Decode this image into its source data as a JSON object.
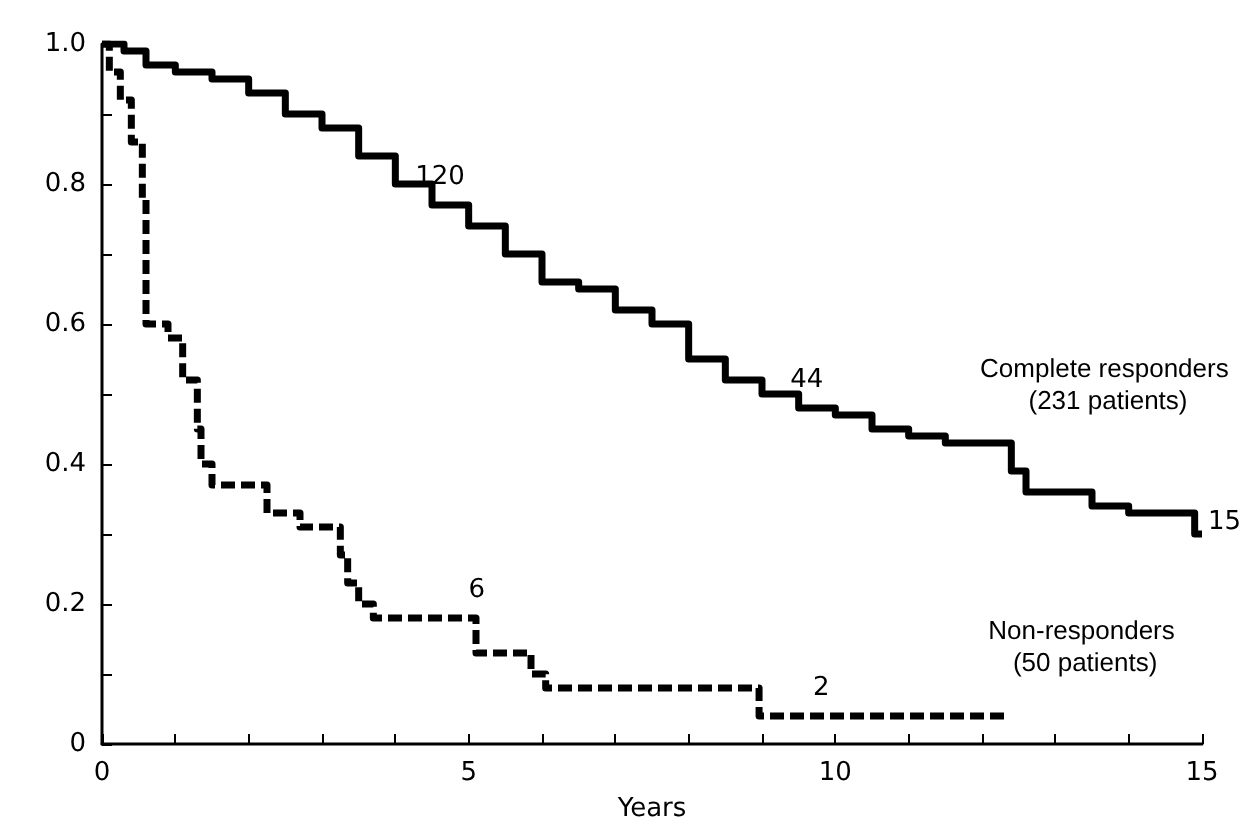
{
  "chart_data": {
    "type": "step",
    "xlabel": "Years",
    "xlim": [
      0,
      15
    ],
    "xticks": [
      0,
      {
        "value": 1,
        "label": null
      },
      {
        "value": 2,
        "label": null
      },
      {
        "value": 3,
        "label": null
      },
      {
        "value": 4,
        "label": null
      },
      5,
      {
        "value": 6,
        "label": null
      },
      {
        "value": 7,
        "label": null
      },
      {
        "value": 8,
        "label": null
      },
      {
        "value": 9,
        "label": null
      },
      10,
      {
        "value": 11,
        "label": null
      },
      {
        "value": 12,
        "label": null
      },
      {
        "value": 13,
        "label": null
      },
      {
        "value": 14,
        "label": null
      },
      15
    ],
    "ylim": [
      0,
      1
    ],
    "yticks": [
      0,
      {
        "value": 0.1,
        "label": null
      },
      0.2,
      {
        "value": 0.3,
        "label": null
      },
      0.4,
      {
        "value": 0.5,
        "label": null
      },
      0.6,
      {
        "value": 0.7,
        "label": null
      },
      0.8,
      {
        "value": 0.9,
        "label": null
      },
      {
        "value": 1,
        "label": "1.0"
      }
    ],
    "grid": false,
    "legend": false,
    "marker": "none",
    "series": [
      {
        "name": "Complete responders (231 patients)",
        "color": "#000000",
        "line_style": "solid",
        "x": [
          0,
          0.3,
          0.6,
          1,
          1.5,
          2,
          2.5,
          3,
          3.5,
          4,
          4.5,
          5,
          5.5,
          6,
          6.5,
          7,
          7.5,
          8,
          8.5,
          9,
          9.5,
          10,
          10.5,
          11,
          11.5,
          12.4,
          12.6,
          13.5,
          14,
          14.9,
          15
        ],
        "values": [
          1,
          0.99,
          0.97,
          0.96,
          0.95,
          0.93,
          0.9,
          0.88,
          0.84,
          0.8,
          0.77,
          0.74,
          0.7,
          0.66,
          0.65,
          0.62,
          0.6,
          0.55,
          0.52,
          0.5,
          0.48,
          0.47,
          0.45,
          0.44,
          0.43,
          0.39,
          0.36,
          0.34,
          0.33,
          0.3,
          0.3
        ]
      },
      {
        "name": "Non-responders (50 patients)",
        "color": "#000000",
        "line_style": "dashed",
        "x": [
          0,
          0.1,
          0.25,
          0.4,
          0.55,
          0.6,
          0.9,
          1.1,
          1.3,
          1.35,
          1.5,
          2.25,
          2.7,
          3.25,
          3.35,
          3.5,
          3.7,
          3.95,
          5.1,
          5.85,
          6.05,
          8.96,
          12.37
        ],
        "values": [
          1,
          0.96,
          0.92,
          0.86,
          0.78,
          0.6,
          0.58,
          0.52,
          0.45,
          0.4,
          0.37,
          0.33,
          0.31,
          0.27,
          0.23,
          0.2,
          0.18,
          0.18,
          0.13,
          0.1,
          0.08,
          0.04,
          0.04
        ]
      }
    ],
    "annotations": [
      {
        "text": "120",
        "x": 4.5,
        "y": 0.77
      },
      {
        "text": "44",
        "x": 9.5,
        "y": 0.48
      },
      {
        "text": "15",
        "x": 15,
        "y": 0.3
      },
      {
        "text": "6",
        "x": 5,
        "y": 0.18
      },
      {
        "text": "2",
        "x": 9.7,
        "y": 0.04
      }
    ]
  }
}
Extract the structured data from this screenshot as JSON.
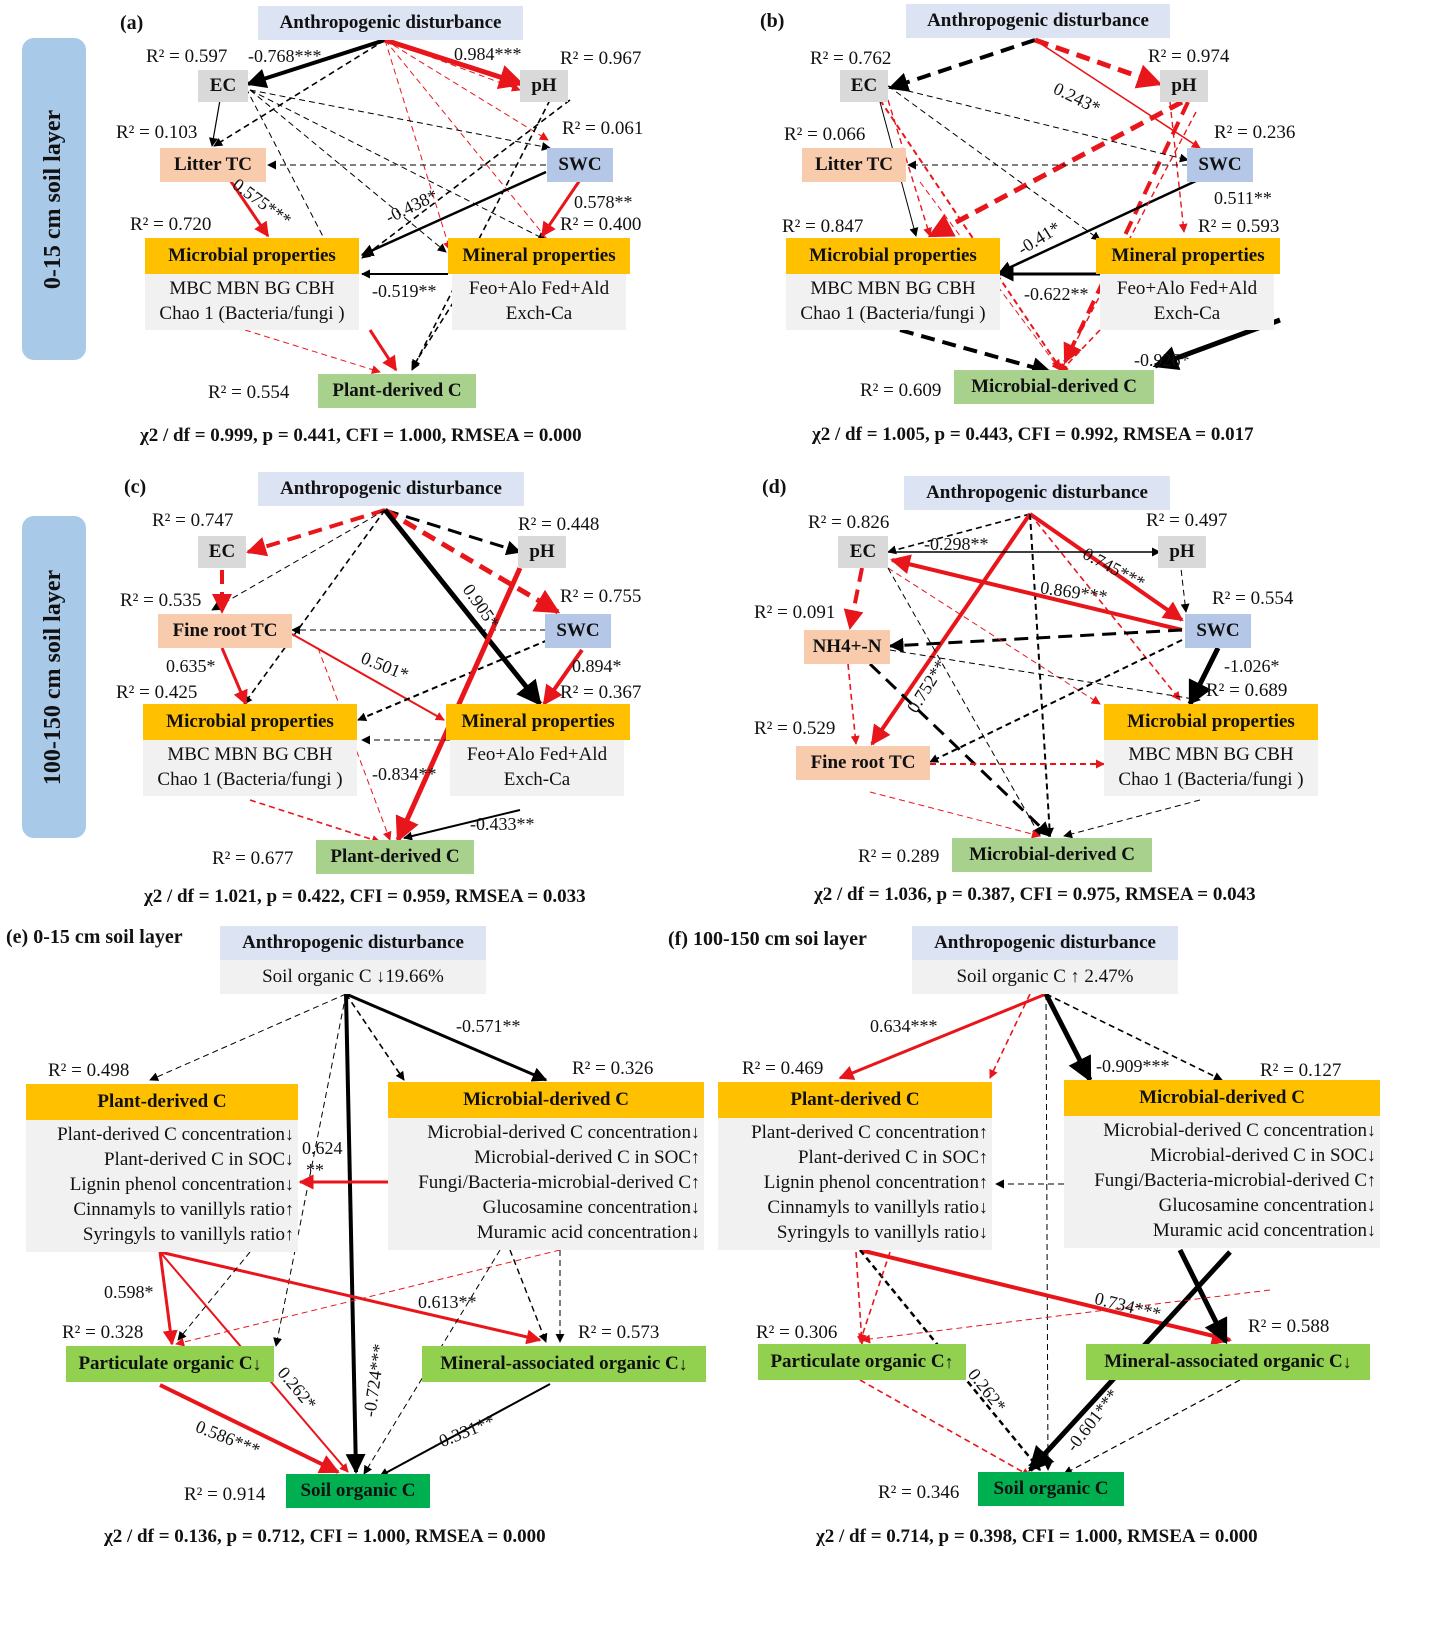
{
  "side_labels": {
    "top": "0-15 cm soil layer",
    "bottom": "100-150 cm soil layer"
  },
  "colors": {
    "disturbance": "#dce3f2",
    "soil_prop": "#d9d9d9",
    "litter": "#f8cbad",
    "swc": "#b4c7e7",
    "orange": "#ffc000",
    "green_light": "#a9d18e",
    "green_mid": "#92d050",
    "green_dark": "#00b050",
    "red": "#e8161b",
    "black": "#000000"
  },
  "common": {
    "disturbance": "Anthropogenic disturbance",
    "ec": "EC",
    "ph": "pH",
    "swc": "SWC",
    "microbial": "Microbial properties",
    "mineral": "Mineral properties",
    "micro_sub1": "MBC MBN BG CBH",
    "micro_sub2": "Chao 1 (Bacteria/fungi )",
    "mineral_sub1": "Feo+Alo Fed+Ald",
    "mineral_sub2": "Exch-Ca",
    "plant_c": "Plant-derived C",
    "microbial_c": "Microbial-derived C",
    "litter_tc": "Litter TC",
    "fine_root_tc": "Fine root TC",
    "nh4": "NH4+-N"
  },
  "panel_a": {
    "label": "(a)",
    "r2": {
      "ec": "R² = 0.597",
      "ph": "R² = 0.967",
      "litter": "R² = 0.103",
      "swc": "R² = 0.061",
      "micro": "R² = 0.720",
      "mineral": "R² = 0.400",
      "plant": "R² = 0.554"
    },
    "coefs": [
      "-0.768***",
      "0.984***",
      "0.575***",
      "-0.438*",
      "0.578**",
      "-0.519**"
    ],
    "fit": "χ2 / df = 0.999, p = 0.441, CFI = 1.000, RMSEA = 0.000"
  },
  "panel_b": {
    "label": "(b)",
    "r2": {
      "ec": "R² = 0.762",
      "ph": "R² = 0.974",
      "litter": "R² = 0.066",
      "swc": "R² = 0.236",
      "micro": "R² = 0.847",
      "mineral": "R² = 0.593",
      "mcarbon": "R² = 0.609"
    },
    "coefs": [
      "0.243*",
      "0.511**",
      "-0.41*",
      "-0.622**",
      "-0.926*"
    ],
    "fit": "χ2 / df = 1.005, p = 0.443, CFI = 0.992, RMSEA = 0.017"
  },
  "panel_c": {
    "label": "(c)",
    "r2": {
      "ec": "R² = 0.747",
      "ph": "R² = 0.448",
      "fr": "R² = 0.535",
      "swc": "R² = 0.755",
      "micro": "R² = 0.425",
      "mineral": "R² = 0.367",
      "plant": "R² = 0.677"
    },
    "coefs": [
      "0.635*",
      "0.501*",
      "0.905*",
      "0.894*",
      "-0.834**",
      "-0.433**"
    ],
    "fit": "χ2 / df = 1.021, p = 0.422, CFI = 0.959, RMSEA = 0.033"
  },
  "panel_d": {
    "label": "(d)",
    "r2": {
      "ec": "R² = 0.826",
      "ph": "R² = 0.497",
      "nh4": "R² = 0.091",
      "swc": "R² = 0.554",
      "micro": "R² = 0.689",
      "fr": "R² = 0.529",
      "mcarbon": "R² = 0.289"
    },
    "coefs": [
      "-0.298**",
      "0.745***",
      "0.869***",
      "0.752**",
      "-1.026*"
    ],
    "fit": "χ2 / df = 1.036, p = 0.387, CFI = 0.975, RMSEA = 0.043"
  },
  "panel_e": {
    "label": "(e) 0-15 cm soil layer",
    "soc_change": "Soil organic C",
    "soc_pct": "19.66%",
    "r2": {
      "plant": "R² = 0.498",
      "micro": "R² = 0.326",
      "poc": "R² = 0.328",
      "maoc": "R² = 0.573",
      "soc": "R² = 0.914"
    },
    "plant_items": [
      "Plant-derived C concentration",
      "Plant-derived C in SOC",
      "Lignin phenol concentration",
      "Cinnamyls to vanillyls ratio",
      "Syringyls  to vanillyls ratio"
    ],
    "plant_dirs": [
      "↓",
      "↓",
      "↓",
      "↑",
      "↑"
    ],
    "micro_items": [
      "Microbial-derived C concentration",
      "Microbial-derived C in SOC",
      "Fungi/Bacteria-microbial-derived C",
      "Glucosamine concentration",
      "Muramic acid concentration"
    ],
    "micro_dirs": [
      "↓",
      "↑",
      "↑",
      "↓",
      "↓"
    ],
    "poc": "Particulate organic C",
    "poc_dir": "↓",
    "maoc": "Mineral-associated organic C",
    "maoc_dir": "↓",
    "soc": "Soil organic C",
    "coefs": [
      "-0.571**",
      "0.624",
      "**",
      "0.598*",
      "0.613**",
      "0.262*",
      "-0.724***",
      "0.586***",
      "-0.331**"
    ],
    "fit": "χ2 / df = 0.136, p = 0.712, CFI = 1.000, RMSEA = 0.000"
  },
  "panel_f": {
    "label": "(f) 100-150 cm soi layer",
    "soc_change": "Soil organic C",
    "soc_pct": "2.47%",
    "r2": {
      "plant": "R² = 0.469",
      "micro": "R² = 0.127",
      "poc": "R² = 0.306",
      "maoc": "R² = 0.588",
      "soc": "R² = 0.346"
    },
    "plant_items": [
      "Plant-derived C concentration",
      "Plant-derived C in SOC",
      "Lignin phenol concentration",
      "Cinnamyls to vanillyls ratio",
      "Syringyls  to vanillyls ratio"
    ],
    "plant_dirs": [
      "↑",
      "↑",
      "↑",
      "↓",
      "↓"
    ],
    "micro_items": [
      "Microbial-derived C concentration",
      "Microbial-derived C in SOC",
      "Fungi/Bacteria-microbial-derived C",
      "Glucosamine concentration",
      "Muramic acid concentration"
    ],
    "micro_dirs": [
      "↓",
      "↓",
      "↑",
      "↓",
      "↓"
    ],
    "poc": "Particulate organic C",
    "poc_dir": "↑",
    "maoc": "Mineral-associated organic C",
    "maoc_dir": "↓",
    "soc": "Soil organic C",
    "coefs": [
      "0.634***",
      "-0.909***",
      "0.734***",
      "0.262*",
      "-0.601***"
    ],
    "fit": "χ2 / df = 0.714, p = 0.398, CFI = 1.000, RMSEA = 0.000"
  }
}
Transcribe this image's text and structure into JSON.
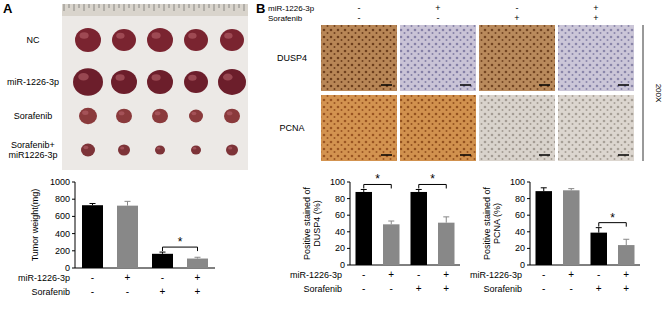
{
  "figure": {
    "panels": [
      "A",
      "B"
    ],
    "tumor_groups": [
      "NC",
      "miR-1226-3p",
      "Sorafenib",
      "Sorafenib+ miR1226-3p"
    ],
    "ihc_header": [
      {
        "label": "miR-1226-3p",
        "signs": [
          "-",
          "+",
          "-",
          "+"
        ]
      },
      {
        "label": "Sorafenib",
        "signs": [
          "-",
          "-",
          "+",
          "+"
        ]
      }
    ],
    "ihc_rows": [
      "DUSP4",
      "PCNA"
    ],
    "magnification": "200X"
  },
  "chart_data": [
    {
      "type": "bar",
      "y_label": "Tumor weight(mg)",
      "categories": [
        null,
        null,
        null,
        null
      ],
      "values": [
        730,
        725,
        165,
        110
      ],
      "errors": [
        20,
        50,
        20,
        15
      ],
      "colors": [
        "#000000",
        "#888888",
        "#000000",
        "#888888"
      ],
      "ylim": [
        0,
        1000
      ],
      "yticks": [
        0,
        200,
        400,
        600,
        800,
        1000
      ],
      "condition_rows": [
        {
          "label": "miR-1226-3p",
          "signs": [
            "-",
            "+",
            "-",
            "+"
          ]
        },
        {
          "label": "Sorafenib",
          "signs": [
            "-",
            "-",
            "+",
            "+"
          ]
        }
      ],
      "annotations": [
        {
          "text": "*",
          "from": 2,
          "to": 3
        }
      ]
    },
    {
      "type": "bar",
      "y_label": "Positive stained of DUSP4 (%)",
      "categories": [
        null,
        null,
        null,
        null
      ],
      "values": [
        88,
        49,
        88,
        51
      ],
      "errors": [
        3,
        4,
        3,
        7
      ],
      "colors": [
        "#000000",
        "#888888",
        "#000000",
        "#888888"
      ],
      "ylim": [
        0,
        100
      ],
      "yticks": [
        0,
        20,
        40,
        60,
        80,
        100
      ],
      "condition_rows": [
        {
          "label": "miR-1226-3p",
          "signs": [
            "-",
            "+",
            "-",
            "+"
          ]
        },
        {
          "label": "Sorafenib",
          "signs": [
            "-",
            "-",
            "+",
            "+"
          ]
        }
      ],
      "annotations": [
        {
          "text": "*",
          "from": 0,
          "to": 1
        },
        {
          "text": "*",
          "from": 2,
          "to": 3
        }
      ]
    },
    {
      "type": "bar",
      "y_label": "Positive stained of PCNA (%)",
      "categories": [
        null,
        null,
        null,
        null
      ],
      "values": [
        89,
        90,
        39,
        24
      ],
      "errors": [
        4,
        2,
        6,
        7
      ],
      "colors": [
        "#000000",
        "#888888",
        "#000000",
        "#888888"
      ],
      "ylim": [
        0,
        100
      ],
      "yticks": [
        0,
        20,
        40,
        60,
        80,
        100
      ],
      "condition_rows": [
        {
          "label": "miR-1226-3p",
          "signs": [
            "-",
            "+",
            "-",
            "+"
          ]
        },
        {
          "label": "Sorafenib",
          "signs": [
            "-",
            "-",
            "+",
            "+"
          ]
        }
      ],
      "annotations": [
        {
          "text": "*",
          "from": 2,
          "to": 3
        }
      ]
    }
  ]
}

* * *

# EXERCISE BRIEF:
Counting only lines that contain the word "properties", how many are there in the records above? Give the number alone.

# WRITTEN ANSWER:
2